What to produce = Every line of the entries with the word "tjänster" in it should be shown.

=== Begin Enclosure ===

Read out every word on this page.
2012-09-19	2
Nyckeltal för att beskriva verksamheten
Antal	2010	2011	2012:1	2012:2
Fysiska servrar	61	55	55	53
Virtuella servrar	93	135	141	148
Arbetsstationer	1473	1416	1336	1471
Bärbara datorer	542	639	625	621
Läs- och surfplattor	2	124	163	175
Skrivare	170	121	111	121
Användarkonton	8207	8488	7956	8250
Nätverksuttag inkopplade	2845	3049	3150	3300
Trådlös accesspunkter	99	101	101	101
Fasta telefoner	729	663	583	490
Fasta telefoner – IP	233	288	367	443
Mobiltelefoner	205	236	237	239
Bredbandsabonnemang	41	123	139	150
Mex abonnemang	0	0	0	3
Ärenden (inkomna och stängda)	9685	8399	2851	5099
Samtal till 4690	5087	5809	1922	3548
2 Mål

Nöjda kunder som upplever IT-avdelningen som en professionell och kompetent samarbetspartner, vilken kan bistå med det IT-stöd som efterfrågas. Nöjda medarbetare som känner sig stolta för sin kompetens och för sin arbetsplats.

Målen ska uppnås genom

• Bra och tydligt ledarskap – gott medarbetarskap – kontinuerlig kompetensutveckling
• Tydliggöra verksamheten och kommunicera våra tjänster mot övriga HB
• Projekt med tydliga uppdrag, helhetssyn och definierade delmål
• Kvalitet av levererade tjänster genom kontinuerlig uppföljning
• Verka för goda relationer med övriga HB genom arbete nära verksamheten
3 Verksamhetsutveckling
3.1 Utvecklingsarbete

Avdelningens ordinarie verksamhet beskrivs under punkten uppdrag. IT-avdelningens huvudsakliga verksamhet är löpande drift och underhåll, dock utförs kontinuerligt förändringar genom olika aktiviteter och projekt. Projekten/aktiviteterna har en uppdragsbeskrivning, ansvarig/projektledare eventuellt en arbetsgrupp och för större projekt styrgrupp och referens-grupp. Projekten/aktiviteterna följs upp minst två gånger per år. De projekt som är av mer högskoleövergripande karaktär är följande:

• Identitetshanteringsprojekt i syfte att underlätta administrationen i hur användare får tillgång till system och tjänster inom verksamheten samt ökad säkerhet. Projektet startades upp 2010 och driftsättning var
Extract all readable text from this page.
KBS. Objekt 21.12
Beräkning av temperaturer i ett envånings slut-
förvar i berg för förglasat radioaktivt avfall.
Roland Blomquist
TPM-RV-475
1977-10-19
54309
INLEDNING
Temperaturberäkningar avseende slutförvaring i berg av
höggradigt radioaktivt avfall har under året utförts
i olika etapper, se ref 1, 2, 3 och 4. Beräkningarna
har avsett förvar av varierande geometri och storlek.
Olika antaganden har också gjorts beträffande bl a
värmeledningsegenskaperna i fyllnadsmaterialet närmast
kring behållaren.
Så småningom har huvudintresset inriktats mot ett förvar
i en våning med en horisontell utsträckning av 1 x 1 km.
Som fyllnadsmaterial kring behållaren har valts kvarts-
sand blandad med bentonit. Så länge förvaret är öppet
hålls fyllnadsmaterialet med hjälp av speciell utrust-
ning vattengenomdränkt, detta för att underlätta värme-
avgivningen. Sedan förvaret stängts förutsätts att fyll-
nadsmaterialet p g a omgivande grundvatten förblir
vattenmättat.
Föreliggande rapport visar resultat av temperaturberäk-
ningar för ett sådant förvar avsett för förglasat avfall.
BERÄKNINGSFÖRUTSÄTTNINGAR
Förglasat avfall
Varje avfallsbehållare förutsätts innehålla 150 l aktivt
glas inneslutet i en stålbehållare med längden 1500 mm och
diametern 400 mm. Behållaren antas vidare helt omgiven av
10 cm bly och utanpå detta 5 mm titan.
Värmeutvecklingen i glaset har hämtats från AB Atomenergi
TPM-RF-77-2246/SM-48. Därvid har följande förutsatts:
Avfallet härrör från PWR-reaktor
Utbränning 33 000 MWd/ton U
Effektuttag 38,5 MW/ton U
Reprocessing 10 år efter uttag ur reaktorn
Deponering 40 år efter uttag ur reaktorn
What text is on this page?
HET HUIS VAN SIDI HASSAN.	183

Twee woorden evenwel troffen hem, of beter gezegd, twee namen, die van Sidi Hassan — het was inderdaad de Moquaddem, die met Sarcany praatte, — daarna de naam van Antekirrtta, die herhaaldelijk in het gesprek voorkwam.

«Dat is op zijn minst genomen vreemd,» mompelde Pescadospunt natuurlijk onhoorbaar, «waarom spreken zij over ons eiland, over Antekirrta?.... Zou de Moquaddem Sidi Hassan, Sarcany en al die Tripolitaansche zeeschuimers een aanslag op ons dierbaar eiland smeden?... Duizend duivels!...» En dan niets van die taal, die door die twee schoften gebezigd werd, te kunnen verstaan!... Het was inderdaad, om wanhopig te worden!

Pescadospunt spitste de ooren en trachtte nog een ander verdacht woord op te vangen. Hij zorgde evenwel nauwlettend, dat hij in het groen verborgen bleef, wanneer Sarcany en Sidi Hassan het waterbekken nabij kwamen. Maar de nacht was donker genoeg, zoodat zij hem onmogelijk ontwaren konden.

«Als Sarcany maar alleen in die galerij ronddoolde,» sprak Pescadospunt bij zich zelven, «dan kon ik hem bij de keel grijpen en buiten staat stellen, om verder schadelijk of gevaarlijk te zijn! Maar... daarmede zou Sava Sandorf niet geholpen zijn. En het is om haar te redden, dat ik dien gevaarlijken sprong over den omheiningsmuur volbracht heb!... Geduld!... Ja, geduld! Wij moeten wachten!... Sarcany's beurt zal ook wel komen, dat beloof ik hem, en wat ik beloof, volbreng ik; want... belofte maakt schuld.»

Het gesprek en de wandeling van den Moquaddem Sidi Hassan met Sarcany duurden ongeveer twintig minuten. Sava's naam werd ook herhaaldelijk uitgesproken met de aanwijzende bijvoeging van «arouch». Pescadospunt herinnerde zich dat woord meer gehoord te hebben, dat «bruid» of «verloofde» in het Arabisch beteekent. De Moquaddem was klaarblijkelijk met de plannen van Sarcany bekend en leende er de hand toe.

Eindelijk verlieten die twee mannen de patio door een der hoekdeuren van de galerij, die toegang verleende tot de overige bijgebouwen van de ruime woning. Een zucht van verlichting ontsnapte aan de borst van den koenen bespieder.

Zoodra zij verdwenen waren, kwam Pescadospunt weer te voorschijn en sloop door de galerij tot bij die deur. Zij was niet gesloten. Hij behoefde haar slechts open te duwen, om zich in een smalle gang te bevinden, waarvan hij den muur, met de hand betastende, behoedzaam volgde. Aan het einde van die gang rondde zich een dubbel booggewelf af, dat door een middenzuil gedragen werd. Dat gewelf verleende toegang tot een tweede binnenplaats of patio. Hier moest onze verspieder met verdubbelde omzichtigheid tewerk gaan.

=== End Enclosure ===

Solution to this task =
• Tydliggöra verksamheten och kommunicera våra tjänster mot övriga HB
• Kvalitet av levererade tjänster genom kontinuerlig uppföljning
• Identitetshanteringsprojekt i syfte att underlätta administrationen i hur användare får tillgång till system och tjänster inom verksamheten samt ökad säkerhet. Projektet startades upp 2010 och driftsättning var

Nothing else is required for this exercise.